● **Text block**

The irony is further driven home, Black said, by the fact that it was her discovery that killer whales were migrating from the Pacific Northwest to Monterey Bay, likely because of a decline in northern chinook salmon, that led the National Oceanic and Atmospheric Administration to begin its study of the animal.

Black, co-owner of Monterey Bay Whale Watch, said her separate research work has all but stopped since 2006, when 15 armed agents and police stormed into her house with a search warrant. The impact then and now has been devastating, she said.

"This is my whole life. This is not just some side thing that I do," an emotional Black said late Tuesday at her attorney's office in Monterey. "The stress has been tremendous for me. I've been to the doctor several times and the money is (costly). But I just can't plead to something I didn't do."

Black is charged with violating the Marine Mammal Protection Act by feeding

killer whales on two occasions, in 2004 and 2005. Black said she merely positioned a piece of blubber from a dead gray whale calf closer to her research boat so she could film the orcas that killed it and were feeding.

● **Work instructions**
Change "search warrant" to "court order" in the article, and give the passage from "The irony is" up to and including "devastating, she said." with that change made. Work only from the article.

● **Data lines**
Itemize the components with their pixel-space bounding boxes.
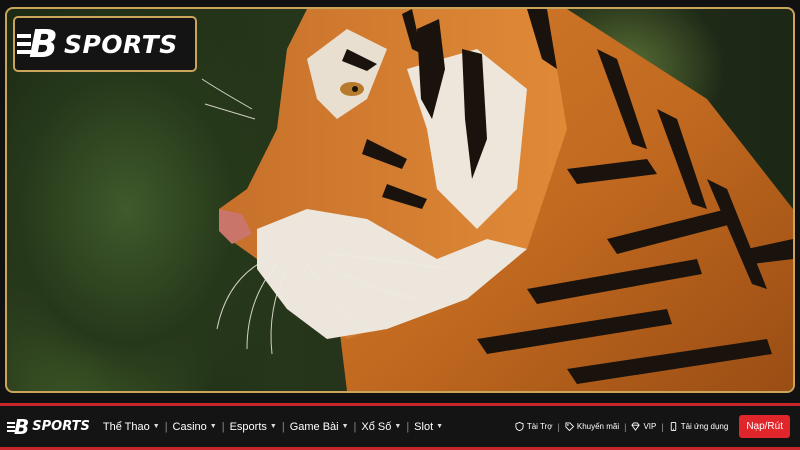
chevron-down-icon: ▼ [152,423,160,430]
diamond-icon [631,422,641,431]
logo-mark: B [17,22,58,66]
chevron-down-icon: ▼ [436,423,444,430]
vip-link[interactable]: VIP [626,422,661,431]
nav-logo-mark: B [6,414,30,439]
page: B SPORTS B SPORTS Thể Thao ▼ | Casino ▼ … [0,0,800,450]
brand-logo[interactable]: B SPORTS [13,16,197,72]
vip-label: VIP [643,422,657,431]
nav-item-label: Casino [172,420,207,433]
nav-item-label: Thể Thao [102,420,150,433]
chevron-down-icon: ▼ [269,423,277,430]
chevron-down-icon: ▼ [209,423,217,430]
nav-logo-text: SPORTS [32,419,90,434]
nav-item-label: Slot [414,420,434,433]
nav-logo[interactable]: B SPORTS [6,414,90,439]
chevron-down-icon: ▼ [341,423,349,430]
nav-item-label: Esports [229,420,267,433]
download-app-label: Tải ứng dụng [680,422,729,431]
bottom-nav-bar: B SPORTS Thể Thao ▼ | Casino ▼ | Esports… [0,403,800,450]
nav-item-esports[interactable]: Esports ▼ [225,421,282,433]
nav-item-casino[interactable]: Casino ▼ [168,421,222,433]
tag-icon [565,422,574,431]
promotion-label: Khuyến mãi [576,422,620,431]
nav-item-game-bai[interactable]: Game Bài ▼ [285,421,354,433]
promotion-link[interactable]: Khuyến mãi [560,422,624,431]
nav-item-xo-so[interactable]: Xổ Số ▼ [356,421,406,433]
nav-item-label: Xổ Số [361,420,392,433]
nav-item-label: Game Bài [289,420,339,433]
sponsor-link[interactable]: Tài Trợ [510,422,558,431]
utility-links: Tài Trợ | Khuyến mãi | VIP | Tải ứng dụn… [510,415,790,438]
main-menu: Thể Thao ▼ | Casino ▼ | Esports ▼ | Game… [98,421,448,433]
nav-item-the-thao[interactable]: Thể Thao ▼ [98,421,165,433]
download-app-link[interactable]: Tải ứng dụng [664,422,734,431]
phone-icon [670,422,676,431]
chevron-down-icon: ▼ [394,423,402,430]
nav-item-slot[interactable]: Slot ▼ [409,421,448,433]
shield-icon [515,422,524,431]
deposit-withdraw-button[interactable]: Nạp/Rút [739,415,790,438]
sponsor-label: Tài Trợ [526,422,553,431]
logo-text: SPORTS [63,29,178,59]
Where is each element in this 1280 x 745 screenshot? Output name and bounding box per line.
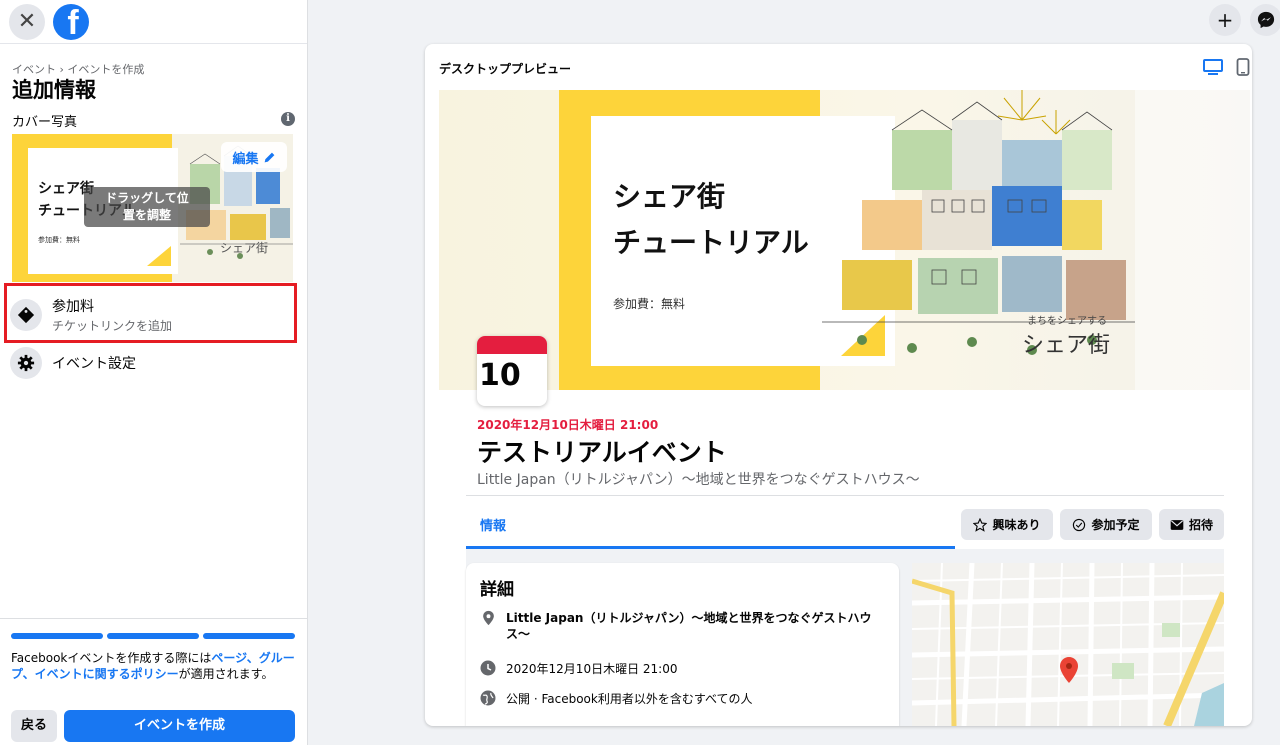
option-admission-fee-label: 参加料 [52, 299, 94, 315]
details-privacy-row: 公開 · Facebook利用者以外を含むすべての人 [480, 690, 753, 707]
messenger-button[interactable] [1250, 4, 1280, 36]
tab-info[interactable]: 情報 [466, 502, 955, 549]
envelope-icon [1170, 519, 1184, 530]
event-title: テストリアルイベント [477, 438, 727, 467]
check-circle-icon [1073, 518, 1086, 531]
cover-photo-thumbnail[interactable]: シェア街 チュートリアル 参加費：無料 シェア街 ドラッグして位 置を調整 編集 [12, 134, 293, 282]
mobile-icon[interactable] [1236, 58, 1250, 76]
policy-text-start: Facebookイベントを作成する際には [11, 651, 212, 665]
details-location-row: Little Japan（リトルジャパン）〜地域と世界をつなぐゲストハウス〜 [480, 610, 880, 642]
page-title: 追加情報 [12, 78, 96, 102]
calendar-header-bar [477, 336, 547, 354]
edit-cover-label: 編集 [232, 151, 259, 167]
drag-to-reposition-hint[interactable]: ドラッグして位 置を調整 [84, 187, 210, 227]
header-divider [466, 495, 1224, 496]
cover-photo-label: カバー写真 [12, 115, 78, 130]
invite-button[interactable]: 招待 [1159, 509, 1224, 540]
event-body: 詳細 Little Japan（リトルジャパン）〜地域と世界をつなぐゲストハウス… [466, 549, 1224, 726]
sidebar-header: ✕ f [0, 0, 307, 44]
create-event-sidebar: ✕ f イベント › イベントを作成 追加情報 カバー写真 i シェア街 チュー… [0, 0, 308, 745]
banner-fade-edge [1135, 90, 1250, 390]
location-pin-icon [480, 610, 496, 642]
option-event-settings-label: イベント設定 [52, 356, 136, 372]
svg-text:シェア街: シェア街 [1022, 333, 1110, 358]
close-icon: ✕ [17, 9, 37, 34]
desktop-preview-panel: デスクトッププレビュー シェア街 チュートリアル 参加費：無料 まちをシェアする… [425, 44, 1252, 726]
option-admission-fee-sub: チケットリンクを追加 [52, 319, 173, 333]
calendar-badge: 10 [477, 336, 547, 406]
progress-step [107, 633, 199, 639]
globe-icon [480, 690, 496, 707]
interested-button[interactable]: 興味あり [961, 509, 1053, 540]
plus-icon: + [1216, 8, 1234, 32]
gear-icon [10, 347, 42, 379]
going-button[interactable]: 参加予定 [1060, 509, 1152, 540]
create-plus-button[interactable]: + [1209, 4, 1241, 36]
cover-triangle [147, 246, 171, 266]
policy-text-end: が適用されます。 [178, 667, 274, 681]
event-datetime: 2020年12月10日木曜日 21:00 [477, 418, 659, 432]
sidebar-footer: Facebookイベントを作成する際にはページ、グループ、イベントに関するポリシ… [0, 618, 308, 745]
create-event-button[interactable]: イベントを作成 [64, 710, 295, 742]
details-datetime-row: 2020年12月10日木曜日 21:00 [480, 660, 677, 677]
option-admission-fee[interactable]: 参加料 チケットリンクを追加 [10, 296, 172, 334]
clock-icon [480, 660, 496, 677]
preview-label: デスクトッププレビュー [439, 62, 572, 76]
progress-indicator [11, 633, 295, 639]
interested-label: 興味あり [992, 518, 1041, 532]
details-title: 詳細 [480, 580, 514, 600]
progress-step [203, 633, 295, 639]
star-icon [973, 517, 988, 532]
messenger-icon [1257, 11, 1275, 29]
details-card: 詳細 Little Japan（リトルジャパン）〜地域と世界をつなぐゲストハウス… [466, 563, 899, 726]
details-datetime: 2020年12月10日木曜日 21:00 [506, 662, 678, 676]
banner-fee: 参加費：無料 [613, 297, 686, 311]
policy-notice: Facebookイベントを作成する際にはページ、グループ、イベントに関するポリシ… [11, 650, 297, 682]
cover-banner: シェア街 チュートリアル 参加費：無料 まちをシェアする シェア街 [439, 90, 1250, 390]
banner-town-illustration: まちをシェアする シェア街 [822, 90, 1135, 358]
banner-title: シェア街 チュートリアル [613, 180, 809, 259]
progress-step [11, 633, 103, 639]
edit-cover-button[interactable]: 編集 [221, 142, 287, 172]
svg-text:シェア街: シェア街 [220, 241, 268, 255]
svg-text:まちをシェアする: まちをシェアする [1027, 315, 1107, 327]
option-event-settings[interactable]: イベント設定 [10, 347, 136, 379]
invite-label: 招待 [1188, 518, 1213, 532]
facebook-logo[interactable]: f [53, 3, 89, 40]
cover-fee: 参加費：無料 [38, 236, 80, 244]
tab-info-label: 情報 [480, 519, 507, 534]
event-location[interactable]: Little Japan（リトルジャパン）〜地域と世界をつなぐゲストハウス〜 [477, 469, 920, 489]
calendar-day: 10 [479, 358, 521, 393]
desktop-icon[interactable] [1203, 58, 1223, 76]
location-map[interactable] [912, 563, 1224, 726]
pencil-icon [264, 152, 274, 162]
details-location[interactable]: Little Japan（リトルジャパン）〜地域と世界をつなぐゲストハウス〜 [506, 610, 880, 642]
going-label: 参加予定 [1091, 518, 1140, 532]
details-privacy: 公開 · Facebook利用者以外を含むすべての人 [506, 692, 753, 706]
info-icon[interactable]: i [281, 112, 295, 126]
back-button[interactable]: 戻る [11, 710, 57, 742]
close-button[interactable]: ✕ [9, 3, 45, 40]
ticket-icon [10, 299, 42, 331]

● **Result of the task**
The irony is further driven home, Black said, by the fact that it was her discovery that killer whales were migrating from the Pacific Northwest to Monterey Bay, likely because of a decline in northern chinook salmon, that led the National Oceanic and Atmospheric Administration to begin its study of the animal.

Black, co-owner of Monterey Bay Whale Watch, said her separate research work has all but stopped since 2006, when 15 armed agents and police stormed into her house with a court order. The impact then and now has been devastating, she said.